:: Exercise instructions ::
Locate the word "recomendar" in the material, then show every line that holds it.

:: Exercise data ::
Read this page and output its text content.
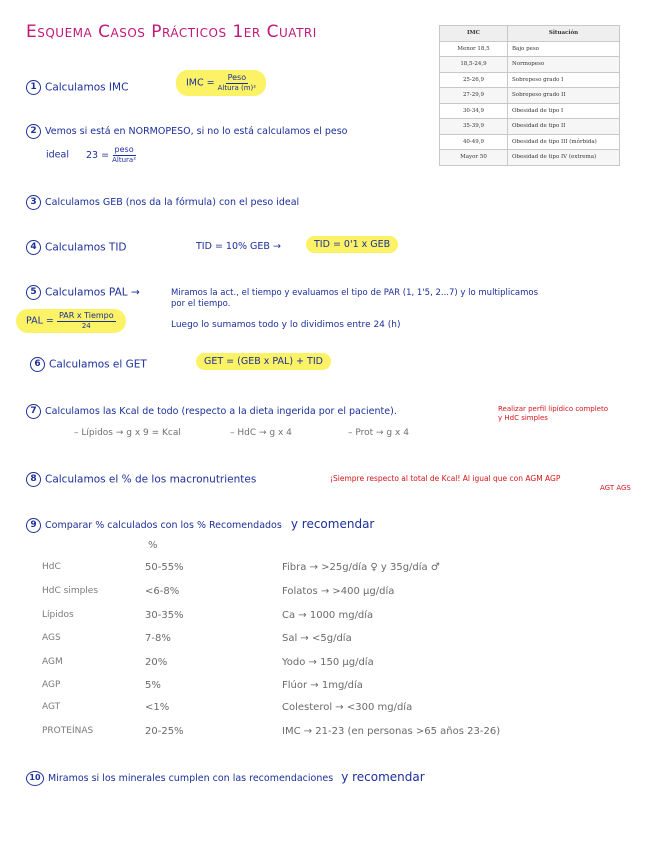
Esquema Casos Prácticos 1er Cuatri	IMC	Situación
Menor 18,5	Bajo peso
18,5-24,9	Normopeso
25-26,9	Sobrepeso grado I
27-29,9	Sobrepeso grado II
30-34,9	Obesidad de tipo I
35-39,9	Obesidad de tipo II
40-49,9	Obesidad de tipo III (mórbida)
Mayor 50	Obesidad de tipo IV (extrema)
1 Calculamos IMC	IMC = $\frac{\text{Peso}}{\text{Altura (m)²}}$
2 Vemos si está en NORMOPESO, si no lo está calculamos el peso
ideal $23 = \frac{\text{peso}}{\text{Altura²}}$
3 Calculamos GEB (nos da la fórmula) con el peso ideal
4 Calculamos TID	TID = 10% GEB →	TID = 0'1 x GEB
5 Calculamos PAL →	Miramos la act., el tiempo y evaluamos el tipo de PAR (1, 1'5, 2...7) y lo multiplicamos
por el tiempo.
PAL = $\frac{\text{PAR x Tiempo}}{24}$	Luego lo sumamos todo y lo dividimos entre 24 (h)
6 Calculamos el GET	GET = (GEB x PAL) + TID
7 Calculamos las Kcal de todo (respecto a la dieta ingerida por el paciente).	Realizar perfil lipídico completo
y HdC simples
– Lípidos → g x 9 = Kcal	– HdC → g x 4	– Prot → g x 4
8 Calculamos el % de los macronutrientes	¡Siempre respecto al total de Kcal! Al igual que con AGM AGP
AGT AGS
9 Comparar % calculados con los % Recomendados y recomendar
%
HdC	50-55%	Fibra → >25g/día ♀ y 35g/día ♂
HdC simples	<6-8%	Folatos → >400 µg/día
Lípidos	30-35%	Ca → 1000 mg/día
AGS	7-8%	Sal → <5g/día
AGM	20%	Yodo → 150 µg/día
AGP	5%	Flúor → 1mg/día
AGT	<1%	Colesterol → <300 mg/día
PROTEÍNAS	20-25%	IMC → 21-23 (en personas >65 años 23-26)
10 Miramos si los minerales cumplen con las recomendaciones y recomendar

:: Full output ::
9 Comparar % calculados con los % Recomendados y recomendar
10 Miramos si los minerales cumplen con las recomendaciones y recomendar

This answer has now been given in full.